== Required work ==
Repeat exactly, and only, the lines from the one holding "Read out every word on this page." through the last line of the records below.

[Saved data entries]
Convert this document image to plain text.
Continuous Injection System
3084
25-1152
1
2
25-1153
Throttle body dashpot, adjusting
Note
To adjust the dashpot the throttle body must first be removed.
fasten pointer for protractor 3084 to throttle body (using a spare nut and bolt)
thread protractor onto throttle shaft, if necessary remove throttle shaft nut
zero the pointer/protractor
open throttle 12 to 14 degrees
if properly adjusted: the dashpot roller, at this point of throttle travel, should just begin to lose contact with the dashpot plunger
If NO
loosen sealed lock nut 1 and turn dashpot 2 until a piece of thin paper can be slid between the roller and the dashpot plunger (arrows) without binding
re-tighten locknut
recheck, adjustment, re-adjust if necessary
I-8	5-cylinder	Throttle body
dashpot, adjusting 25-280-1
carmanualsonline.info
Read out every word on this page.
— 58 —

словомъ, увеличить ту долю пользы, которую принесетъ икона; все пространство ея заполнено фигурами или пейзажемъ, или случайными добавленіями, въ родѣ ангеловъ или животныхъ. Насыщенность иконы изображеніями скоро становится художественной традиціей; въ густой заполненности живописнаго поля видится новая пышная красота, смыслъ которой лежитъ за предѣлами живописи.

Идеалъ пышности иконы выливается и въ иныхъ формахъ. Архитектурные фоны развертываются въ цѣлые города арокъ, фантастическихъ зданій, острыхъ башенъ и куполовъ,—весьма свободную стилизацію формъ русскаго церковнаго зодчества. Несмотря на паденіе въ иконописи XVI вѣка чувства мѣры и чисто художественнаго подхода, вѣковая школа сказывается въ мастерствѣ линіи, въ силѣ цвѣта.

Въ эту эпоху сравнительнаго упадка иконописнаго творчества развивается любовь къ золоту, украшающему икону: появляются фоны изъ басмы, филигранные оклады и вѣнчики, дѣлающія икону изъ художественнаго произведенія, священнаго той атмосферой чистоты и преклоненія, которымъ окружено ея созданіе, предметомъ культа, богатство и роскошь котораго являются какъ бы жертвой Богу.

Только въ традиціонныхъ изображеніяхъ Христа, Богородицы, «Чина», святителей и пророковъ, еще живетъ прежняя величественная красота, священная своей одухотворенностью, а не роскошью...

== Exercise response ==
Read out every word on this page.
— 58 —

словомъ, увеличить ту долю пользы, которую принесетъ икона; все пространство ея заполнено фигурами или пейзажемъ, или случайными добавленіями, въ родѣ ангеловъ или животныхъ. Насыщенность иконы изображеніями скоро становится художественной традиціей; въ густой заполненности живописнаго поля видится новая пышная красота, смыслъ которой лежитъ за предѣлами живописи.

Идеалъ пышности иконы выливается и въ иныхъ формахъ. Архитектурные фоны развертываются въ цѣлые города арокъ, фантастическихъ зданій, острыхъ башенъ и куполовъ,—весьма свободную стилизацію формъ русскаго церковнаго зодчества. Несмотря на паденіе въ иконописи XVI вѣка чувства мѣры и чисто художественнаго подхода, вѣковая школа сказывается въ мастерствѣ линіи, въ силѣ цвѣта.

Въ эту эпоху сравнительнаго упадка иконописнаго творчества развивается любовь къ золоту, украшающему икону: появляются фоны изъ басмы, филигранные оклады и вѣнчики, дѣлающія икону изъ художественнаго произведенія, священнаго той атмосферой чистоты и преклоненія, которымъ окружено ея созданіе, предметомъ культа, богатство и роскошь котораго являются какъ бы жертвой Богу.

Только въ традиціонныхъ изображеніяхъ Христа, Богородицы, «Чина», святителей и пророковъ, еще живетъ прежняя величественная красота, священная своей одухотворенностью, а не роскошью...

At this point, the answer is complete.